[Exercise objective] In the listing that follows, count every line with the word "heading" in it and write only the total.
## START Input rows
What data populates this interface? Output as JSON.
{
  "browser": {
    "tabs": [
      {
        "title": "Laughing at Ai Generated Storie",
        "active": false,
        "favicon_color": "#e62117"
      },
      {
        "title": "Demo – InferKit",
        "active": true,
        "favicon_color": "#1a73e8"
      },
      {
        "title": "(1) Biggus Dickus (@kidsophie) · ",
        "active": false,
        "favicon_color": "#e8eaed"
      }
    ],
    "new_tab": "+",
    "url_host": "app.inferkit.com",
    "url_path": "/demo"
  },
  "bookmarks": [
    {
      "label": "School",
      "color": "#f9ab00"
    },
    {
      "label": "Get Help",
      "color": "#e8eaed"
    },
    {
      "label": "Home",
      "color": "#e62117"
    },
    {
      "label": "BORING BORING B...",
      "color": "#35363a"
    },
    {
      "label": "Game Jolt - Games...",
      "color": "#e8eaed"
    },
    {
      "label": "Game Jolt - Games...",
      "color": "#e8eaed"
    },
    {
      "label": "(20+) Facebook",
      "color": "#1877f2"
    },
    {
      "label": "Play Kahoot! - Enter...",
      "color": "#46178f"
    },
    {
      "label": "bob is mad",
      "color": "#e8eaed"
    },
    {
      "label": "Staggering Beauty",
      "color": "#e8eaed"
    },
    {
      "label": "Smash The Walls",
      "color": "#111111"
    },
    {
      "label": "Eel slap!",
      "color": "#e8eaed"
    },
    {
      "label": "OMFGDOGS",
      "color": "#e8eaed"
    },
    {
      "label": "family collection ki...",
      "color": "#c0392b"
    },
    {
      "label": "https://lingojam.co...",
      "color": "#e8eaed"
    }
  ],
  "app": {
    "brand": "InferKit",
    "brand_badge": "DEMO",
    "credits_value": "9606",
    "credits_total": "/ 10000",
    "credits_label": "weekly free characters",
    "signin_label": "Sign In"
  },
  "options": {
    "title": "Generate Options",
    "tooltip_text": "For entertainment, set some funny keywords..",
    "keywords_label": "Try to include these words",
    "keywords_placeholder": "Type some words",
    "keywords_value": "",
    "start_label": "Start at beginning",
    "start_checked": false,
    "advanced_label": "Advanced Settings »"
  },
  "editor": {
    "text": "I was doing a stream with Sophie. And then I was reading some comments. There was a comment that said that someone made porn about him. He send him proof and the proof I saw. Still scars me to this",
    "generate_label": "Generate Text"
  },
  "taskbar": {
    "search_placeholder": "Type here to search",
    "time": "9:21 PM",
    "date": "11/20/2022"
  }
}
## END Input rows
## START Input rows
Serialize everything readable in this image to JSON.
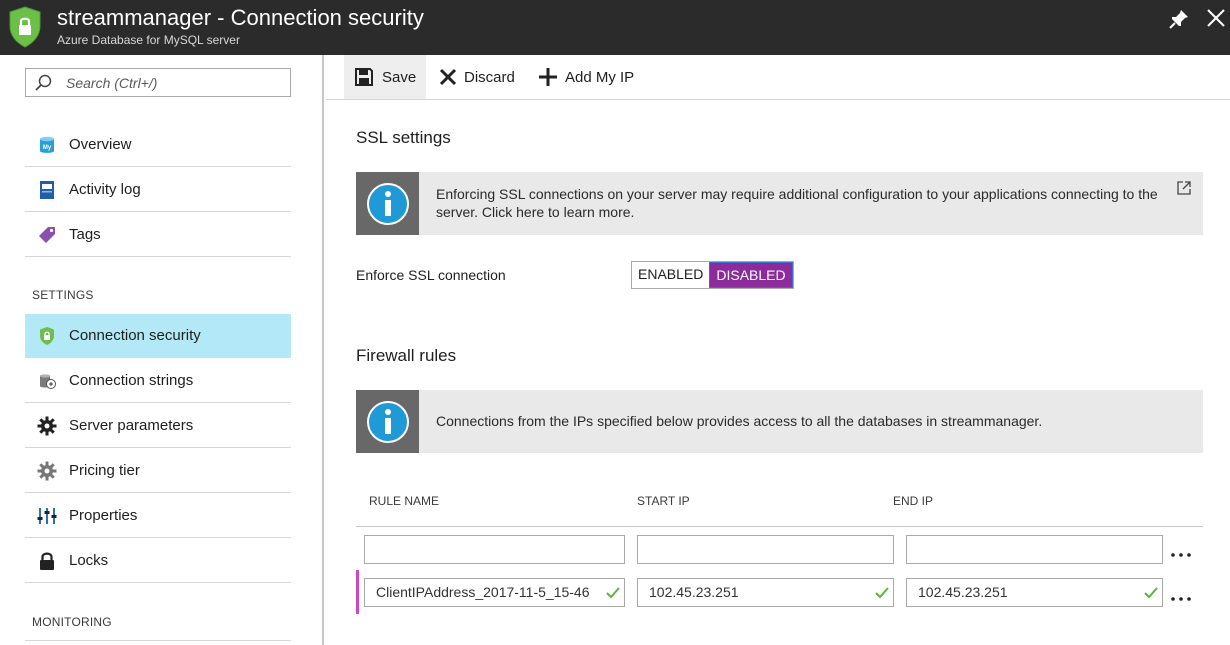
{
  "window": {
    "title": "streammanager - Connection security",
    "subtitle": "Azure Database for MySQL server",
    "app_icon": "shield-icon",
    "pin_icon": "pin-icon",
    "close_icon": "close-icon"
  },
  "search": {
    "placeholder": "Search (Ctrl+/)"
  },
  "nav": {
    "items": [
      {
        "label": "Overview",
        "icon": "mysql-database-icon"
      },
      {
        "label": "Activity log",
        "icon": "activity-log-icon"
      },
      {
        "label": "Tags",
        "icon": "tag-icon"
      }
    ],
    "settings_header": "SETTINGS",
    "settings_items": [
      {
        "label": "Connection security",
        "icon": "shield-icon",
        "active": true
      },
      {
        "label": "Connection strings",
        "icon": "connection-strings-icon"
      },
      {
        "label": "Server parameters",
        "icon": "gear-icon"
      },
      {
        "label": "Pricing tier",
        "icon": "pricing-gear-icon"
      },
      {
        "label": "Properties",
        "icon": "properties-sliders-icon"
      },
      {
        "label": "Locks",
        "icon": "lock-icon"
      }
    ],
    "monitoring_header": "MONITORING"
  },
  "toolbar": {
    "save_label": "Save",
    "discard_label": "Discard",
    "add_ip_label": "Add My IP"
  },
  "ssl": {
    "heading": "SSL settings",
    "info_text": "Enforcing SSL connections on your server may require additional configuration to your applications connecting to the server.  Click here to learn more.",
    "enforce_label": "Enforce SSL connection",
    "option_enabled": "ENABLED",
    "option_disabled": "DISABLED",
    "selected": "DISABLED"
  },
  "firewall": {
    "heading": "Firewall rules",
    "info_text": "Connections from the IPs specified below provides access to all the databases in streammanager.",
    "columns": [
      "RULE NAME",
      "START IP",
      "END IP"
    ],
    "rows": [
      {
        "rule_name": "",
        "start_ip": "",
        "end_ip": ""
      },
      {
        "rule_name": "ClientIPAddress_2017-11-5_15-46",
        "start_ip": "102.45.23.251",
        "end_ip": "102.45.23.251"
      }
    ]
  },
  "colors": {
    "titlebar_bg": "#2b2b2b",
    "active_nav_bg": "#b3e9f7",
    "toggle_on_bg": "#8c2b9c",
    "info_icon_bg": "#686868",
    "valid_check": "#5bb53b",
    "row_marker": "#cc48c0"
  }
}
## END Input rows
## START Input rows
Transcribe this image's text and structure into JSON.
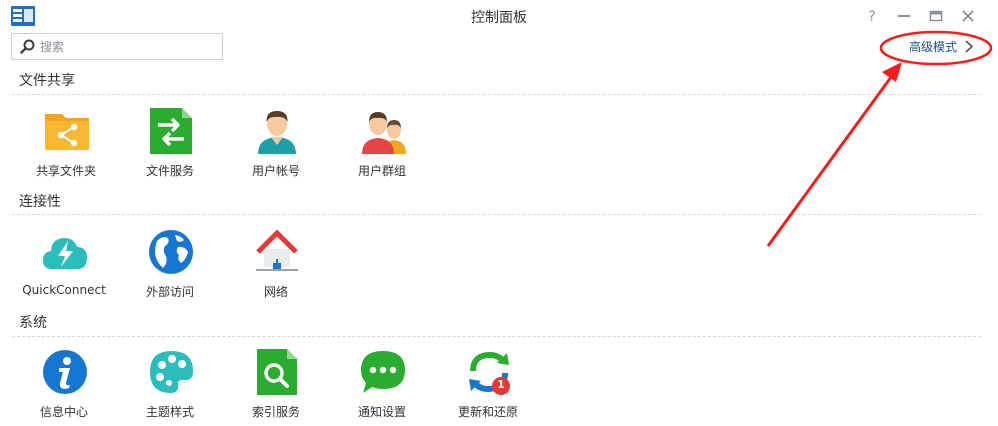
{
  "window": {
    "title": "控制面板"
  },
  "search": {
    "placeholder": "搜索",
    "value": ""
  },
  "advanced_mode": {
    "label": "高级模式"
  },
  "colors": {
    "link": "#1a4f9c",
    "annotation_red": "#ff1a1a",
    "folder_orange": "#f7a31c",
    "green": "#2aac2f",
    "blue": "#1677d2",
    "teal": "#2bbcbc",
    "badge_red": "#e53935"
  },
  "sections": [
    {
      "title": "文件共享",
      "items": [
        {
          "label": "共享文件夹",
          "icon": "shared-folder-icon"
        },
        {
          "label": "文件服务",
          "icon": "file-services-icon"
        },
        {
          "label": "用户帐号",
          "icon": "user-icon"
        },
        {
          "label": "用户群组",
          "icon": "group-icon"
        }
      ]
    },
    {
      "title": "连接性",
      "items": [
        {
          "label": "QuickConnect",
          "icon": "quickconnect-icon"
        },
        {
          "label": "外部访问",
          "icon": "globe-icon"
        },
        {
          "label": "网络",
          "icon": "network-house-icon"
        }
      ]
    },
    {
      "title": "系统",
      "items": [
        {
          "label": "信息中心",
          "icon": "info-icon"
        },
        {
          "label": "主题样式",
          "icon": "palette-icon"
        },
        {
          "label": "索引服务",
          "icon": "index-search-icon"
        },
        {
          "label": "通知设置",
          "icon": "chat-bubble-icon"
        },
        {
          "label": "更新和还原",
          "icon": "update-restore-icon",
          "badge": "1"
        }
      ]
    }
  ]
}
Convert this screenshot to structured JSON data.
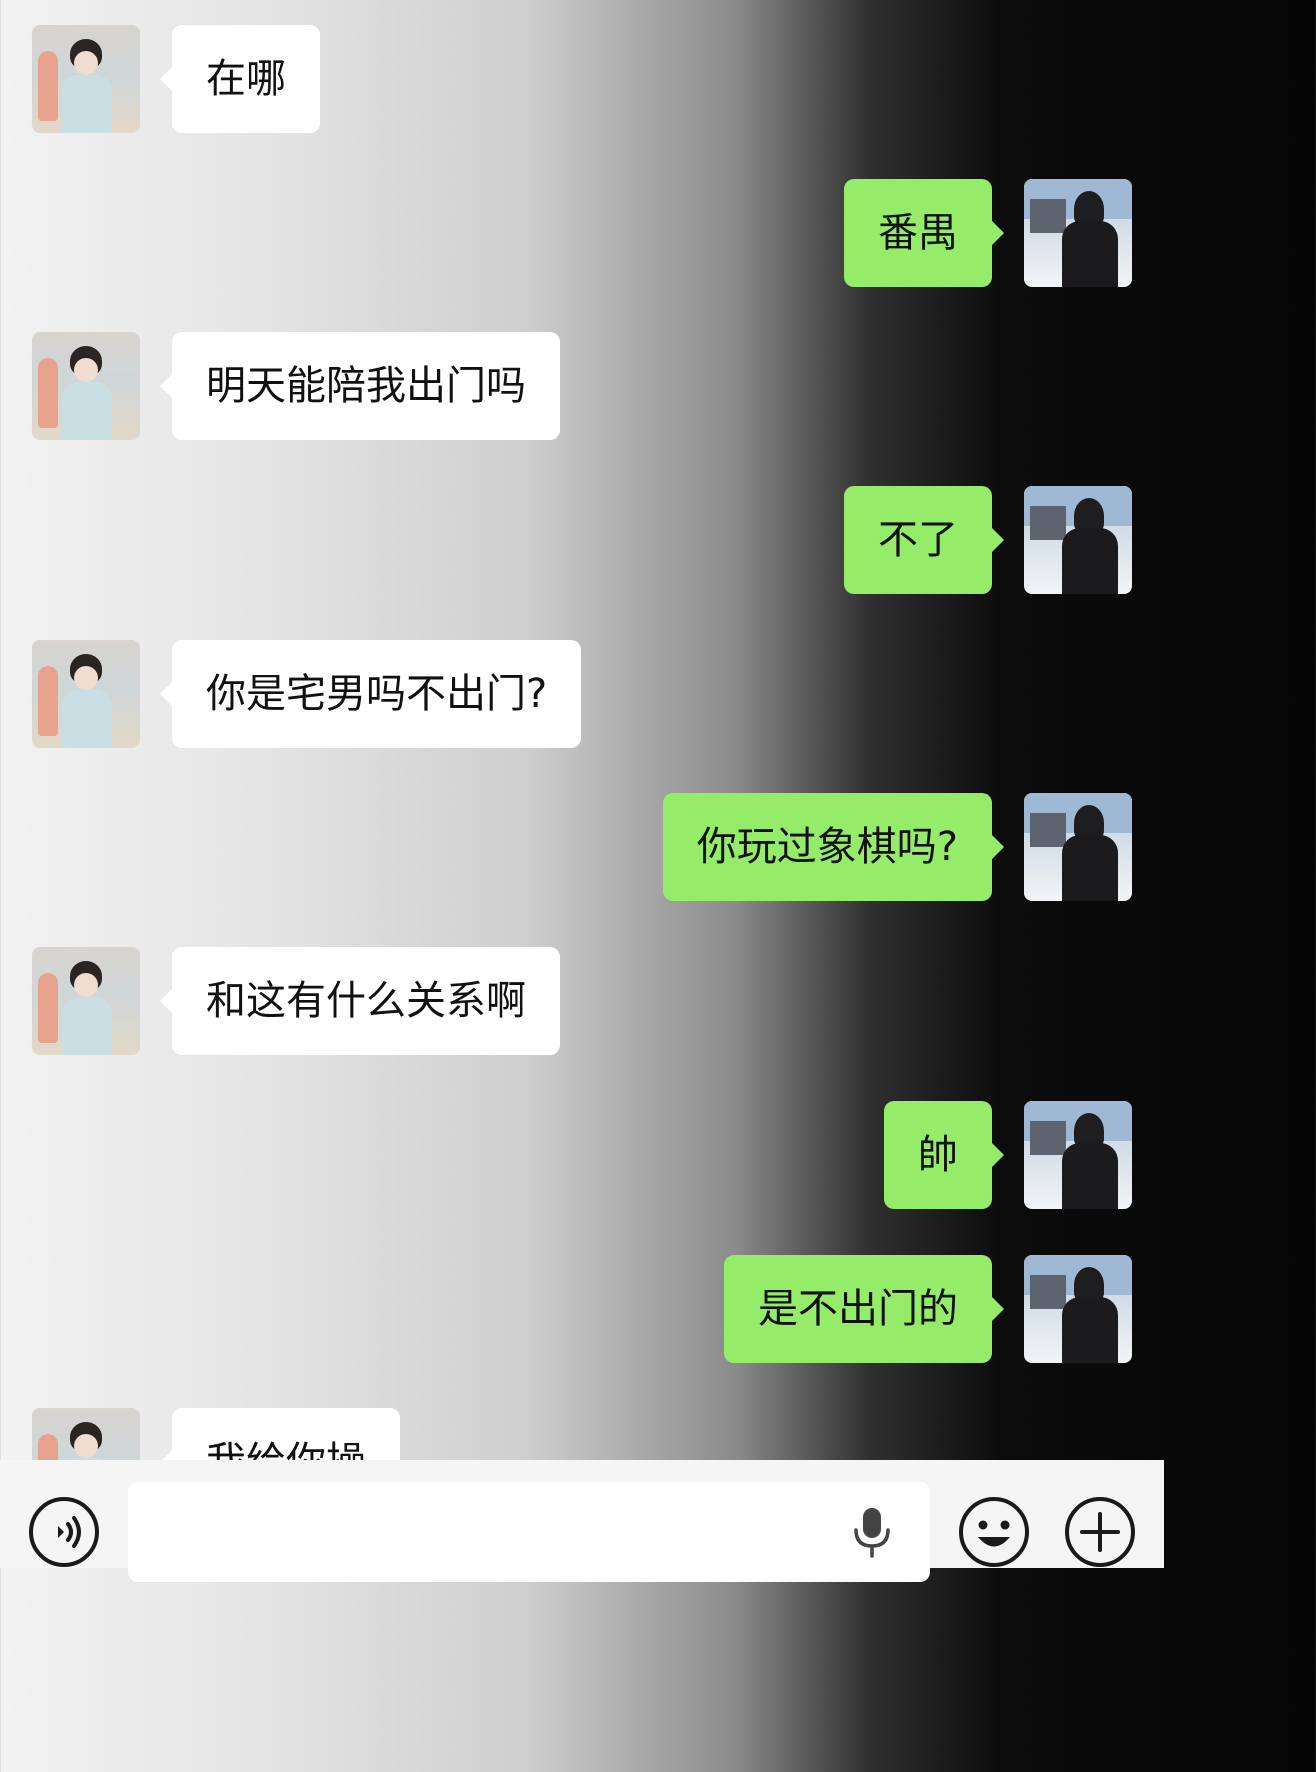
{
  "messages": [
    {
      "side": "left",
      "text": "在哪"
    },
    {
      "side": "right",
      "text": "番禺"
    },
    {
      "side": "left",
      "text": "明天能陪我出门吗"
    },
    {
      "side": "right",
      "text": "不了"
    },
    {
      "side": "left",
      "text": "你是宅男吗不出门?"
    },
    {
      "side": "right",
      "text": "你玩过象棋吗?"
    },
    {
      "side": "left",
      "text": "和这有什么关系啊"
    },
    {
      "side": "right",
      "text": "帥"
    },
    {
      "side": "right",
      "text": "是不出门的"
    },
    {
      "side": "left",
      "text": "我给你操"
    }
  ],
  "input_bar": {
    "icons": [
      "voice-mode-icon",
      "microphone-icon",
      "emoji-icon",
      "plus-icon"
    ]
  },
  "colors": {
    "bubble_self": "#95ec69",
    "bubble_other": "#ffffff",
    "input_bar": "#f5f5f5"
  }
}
## END Input rows
[Solution to this problem] 2